Extracted records
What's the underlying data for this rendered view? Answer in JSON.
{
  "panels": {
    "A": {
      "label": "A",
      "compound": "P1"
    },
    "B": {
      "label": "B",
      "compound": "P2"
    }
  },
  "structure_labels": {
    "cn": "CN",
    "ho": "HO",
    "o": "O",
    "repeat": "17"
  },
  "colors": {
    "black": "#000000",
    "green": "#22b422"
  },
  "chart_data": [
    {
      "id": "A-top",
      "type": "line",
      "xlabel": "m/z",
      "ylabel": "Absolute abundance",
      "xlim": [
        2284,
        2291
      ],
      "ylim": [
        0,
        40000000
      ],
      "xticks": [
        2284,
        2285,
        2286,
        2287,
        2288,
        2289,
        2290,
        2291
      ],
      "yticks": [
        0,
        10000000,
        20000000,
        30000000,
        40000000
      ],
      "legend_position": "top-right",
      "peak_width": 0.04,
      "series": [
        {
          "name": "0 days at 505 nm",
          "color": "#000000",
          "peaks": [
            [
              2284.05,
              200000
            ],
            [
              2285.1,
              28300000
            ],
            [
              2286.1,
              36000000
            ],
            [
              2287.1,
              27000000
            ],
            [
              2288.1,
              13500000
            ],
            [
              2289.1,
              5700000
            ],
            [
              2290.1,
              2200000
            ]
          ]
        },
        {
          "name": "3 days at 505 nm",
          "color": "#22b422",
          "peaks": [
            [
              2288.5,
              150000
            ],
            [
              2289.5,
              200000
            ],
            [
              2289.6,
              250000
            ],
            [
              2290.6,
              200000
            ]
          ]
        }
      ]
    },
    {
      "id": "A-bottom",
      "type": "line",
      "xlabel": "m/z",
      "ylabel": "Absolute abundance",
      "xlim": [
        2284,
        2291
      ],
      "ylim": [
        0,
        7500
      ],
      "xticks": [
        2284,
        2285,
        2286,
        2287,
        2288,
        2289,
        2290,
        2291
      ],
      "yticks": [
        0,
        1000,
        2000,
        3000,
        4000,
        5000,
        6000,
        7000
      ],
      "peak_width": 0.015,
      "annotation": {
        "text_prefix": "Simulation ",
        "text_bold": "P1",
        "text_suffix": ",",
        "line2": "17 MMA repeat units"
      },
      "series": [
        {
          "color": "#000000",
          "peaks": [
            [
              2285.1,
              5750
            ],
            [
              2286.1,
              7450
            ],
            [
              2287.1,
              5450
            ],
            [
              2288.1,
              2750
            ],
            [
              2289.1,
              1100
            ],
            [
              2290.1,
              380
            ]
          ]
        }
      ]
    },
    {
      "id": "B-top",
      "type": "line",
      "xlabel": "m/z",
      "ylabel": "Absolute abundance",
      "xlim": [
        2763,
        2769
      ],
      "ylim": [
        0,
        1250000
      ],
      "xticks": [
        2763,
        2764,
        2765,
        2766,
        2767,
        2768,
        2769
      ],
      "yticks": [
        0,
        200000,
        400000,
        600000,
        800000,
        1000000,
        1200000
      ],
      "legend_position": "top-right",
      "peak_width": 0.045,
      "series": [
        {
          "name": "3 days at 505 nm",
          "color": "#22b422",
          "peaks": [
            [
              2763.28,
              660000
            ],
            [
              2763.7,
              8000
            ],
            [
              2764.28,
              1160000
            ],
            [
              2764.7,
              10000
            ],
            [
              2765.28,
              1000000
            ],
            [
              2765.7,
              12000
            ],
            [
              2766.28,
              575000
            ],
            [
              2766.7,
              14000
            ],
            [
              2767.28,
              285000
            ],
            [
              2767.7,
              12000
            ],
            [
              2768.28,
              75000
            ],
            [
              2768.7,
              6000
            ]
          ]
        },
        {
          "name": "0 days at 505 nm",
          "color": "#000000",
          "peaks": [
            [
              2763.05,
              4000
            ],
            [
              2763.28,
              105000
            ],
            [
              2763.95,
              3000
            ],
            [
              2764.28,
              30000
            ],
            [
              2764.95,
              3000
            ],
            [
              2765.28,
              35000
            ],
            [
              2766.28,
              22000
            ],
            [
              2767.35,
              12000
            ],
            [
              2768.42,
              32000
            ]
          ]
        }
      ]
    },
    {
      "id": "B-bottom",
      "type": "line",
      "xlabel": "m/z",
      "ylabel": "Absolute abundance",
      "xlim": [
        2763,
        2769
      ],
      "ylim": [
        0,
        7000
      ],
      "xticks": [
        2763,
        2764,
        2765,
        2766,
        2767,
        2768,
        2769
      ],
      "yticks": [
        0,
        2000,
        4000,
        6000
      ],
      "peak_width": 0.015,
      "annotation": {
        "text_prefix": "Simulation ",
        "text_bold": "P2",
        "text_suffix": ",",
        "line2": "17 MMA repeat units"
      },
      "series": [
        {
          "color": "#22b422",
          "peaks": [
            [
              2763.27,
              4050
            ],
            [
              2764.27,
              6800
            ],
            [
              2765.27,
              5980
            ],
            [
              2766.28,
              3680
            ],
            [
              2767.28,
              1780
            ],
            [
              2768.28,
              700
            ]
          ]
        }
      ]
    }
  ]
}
---
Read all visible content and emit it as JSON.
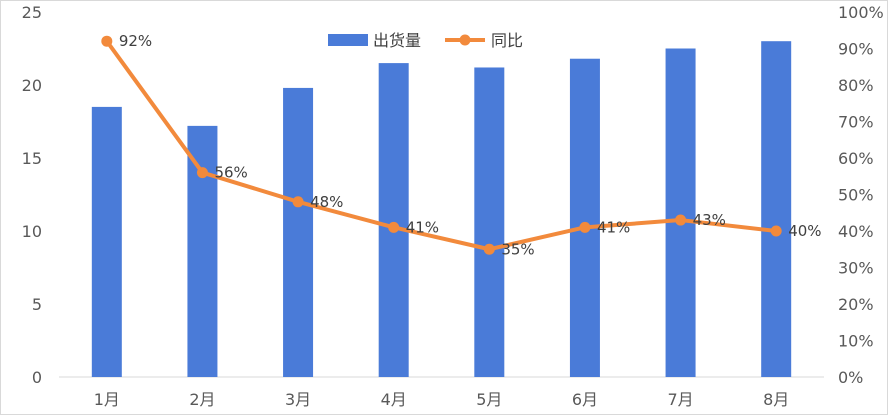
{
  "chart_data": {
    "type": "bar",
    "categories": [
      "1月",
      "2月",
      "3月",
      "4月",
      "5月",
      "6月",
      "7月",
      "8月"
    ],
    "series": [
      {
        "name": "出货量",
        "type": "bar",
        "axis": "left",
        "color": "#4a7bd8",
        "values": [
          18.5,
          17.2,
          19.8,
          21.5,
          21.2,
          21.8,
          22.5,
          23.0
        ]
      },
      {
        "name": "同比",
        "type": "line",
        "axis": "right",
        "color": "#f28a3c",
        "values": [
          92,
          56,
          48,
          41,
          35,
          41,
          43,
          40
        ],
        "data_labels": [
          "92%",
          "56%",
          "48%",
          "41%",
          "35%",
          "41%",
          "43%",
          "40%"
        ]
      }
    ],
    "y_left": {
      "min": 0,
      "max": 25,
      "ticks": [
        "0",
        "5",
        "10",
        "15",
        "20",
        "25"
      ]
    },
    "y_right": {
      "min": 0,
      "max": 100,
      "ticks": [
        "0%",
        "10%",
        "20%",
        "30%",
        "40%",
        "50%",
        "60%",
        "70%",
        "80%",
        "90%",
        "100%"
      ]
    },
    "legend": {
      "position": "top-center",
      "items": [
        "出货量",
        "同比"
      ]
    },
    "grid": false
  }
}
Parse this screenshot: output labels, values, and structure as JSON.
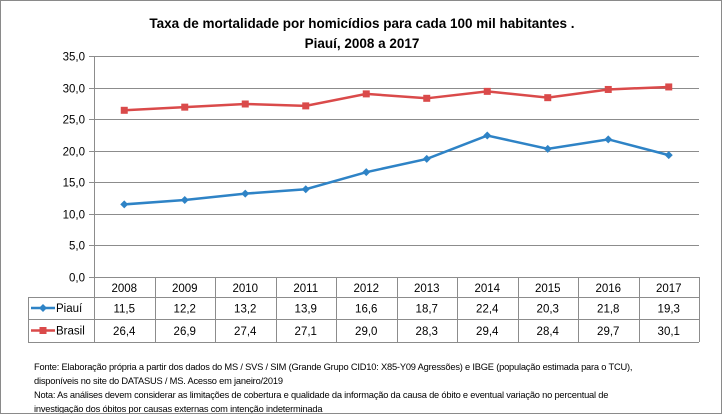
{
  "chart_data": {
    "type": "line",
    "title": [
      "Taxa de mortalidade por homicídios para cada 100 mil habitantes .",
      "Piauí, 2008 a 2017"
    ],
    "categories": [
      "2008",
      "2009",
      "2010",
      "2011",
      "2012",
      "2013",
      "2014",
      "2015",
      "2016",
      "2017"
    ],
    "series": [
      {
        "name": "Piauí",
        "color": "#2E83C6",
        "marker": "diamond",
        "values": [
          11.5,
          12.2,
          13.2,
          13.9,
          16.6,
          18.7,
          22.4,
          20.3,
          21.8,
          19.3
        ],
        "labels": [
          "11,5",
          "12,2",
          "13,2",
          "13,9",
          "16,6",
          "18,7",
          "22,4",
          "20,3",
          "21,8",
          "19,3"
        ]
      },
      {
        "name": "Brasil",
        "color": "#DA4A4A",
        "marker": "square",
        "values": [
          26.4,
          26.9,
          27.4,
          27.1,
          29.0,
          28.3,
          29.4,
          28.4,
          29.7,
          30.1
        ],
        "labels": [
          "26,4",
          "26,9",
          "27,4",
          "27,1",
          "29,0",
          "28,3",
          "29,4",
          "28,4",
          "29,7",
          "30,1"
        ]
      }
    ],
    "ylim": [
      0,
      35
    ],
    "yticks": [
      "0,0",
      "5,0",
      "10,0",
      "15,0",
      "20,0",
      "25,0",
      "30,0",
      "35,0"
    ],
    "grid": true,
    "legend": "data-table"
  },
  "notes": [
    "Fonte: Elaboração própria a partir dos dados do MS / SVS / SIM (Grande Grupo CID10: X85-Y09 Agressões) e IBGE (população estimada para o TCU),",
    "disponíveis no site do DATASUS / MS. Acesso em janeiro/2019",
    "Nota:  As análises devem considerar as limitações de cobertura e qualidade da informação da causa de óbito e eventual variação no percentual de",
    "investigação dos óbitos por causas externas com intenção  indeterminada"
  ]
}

__Exercise aim__. Show all lines from the data above in which the word "JSON" appears.

__Task output__.
What's the underlying data for this rendered view? Answer in JSON.
Read all visible content and emit it as JSON.
Parse this screenshot: output labels, values, and structure as JSON.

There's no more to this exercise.